[Begin]
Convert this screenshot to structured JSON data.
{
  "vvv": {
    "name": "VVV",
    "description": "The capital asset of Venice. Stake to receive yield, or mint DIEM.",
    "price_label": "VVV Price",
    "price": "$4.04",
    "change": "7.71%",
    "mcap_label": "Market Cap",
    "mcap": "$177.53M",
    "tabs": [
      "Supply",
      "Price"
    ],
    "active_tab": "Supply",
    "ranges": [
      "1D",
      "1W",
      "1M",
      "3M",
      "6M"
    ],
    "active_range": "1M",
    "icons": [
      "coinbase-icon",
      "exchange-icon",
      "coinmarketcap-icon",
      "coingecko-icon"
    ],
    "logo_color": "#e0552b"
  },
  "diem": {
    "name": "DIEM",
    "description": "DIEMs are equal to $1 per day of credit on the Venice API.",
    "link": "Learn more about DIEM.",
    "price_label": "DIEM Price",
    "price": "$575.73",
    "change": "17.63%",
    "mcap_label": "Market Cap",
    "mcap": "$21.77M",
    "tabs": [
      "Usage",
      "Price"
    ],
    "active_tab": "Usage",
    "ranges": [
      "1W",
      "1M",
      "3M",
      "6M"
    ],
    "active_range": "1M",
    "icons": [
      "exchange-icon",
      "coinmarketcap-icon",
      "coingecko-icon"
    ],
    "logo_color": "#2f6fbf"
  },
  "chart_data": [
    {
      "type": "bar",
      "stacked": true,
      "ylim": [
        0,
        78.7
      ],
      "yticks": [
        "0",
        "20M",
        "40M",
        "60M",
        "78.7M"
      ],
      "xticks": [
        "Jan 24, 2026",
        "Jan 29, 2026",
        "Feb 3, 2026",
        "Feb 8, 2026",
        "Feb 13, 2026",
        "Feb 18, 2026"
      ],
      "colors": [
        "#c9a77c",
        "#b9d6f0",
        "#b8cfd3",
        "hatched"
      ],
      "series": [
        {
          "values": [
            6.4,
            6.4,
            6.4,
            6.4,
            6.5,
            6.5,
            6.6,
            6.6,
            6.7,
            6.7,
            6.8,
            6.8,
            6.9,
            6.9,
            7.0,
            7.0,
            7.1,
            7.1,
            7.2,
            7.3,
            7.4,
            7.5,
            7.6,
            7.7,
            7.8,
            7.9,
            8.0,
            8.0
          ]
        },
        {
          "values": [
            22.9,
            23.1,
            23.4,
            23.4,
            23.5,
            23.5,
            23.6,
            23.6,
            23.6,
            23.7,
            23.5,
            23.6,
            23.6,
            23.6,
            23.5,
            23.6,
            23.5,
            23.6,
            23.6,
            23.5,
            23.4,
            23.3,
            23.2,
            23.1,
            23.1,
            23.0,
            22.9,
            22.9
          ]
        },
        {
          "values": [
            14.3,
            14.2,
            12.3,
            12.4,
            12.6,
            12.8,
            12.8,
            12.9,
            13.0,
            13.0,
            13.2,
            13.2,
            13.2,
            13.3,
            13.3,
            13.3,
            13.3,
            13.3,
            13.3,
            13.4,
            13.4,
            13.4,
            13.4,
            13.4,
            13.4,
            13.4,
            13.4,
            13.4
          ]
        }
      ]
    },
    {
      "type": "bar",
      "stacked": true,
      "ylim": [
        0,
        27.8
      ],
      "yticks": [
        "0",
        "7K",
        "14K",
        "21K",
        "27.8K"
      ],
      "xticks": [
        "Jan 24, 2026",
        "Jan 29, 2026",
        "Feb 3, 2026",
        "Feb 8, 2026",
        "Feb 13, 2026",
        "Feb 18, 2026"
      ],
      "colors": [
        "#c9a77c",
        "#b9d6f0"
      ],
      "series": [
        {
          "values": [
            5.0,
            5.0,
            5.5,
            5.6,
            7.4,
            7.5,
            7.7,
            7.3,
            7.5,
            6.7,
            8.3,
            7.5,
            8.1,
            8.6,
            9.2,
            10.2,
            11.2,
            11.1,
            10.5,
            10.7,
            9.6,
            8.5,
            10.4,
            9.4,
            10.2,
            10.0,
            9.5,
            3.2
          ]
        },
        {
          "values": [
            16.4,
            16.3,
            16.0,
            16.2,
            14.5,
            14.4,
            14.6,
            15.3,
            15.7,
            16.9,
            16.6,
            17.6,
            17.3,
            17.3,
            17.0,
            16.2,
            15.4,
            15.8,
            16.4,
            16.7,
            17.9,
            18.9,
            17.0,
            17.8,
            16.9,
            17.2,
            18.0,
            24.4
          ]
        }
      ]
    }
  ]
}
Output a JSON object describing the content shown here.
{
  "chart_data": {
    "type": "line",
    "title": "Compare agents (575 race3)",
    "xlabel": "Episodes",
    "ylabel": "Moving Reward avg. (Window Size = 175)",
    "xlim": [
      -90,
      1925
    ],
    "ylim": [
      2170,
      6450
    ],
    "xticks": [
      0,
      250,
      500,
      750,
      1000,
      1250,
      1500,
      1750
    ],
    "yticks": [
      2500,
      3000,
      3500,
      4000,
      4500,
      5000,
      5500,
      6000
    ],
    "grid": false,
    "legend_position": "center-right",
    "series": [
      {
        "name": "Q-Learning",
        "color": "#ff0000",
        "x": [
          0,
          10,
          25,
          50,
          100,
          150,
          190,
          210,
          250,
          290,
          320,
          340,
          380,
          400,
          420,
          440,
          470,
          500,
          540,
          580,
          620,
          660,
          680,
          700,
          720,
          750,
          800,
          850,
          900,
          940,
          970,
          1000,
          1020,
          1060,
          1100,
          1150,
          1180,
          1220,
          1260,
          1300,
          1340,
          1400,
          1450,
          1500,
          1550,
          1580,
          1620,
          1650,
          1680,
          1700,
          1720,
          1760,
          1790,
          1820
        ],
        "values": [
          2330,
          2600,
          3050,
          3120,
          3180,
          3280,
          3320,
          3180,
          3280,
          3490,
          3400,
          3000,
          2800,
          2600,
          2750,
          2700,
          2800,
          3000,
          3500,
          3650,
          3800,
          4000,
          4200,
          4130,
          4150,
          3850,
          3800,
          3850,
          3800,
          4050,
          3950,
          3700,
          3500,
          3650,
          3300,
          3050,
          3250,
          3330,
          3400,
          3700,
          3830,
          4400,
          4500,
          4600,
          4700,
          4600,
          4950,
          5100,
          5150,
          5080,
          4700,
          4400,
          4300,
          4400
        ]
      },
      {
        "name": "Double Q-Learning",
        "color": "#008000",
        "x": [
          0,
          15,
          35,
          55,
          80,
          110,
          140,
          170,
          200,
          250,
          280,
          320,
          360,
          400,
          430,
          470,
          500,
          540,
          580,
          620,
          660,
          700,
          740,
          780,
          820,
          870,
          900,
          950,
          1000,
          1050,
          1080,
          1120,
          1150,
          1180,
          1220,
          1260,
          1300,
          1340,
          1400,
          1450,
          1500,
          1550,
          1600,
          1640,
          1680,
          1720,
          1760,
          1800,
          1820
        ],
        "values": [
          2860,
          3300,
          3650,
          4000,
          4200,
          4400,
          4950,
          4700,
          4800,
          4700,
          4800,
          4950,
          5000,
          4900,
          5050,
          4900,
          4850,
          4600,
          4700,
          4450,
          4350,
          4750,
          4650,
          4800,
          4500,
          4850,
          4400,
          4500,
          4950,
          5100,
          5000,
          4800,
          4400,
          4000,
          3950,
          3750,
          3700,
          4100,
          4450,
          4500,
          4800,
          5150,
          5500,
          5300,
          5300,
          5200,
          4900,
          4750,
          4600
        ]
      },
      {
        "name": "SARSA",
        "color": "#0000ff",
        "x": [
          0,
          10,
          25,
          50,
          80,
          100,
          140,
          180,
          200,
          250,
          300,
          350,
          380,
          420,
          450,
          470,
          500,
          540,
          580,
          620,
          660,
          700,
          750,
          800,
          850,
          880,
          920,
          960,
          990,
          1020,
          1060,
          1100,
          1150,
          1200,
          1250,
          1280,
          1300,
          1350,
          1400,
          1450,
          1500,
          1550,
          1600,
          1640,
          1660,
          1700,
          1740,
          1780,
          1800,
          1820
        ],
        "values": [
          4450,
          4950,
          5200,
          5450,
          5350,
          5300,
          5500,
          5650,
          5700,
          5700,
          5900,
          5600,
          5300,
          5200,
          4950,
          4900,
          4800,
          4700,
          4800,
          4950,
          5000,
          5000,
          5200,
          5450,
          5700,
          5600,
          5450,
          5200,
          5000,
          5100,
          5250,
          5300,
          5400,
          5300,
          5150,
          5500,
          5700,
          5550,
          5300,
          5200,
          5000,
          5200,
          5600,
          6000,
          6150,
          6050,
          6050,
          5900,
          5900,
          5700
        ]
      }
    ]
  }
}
[End]
Copy out all lines above that include the string "Learning".

• Task response
        "name": "Q-Learning",
        "name": "Double Q-Learning",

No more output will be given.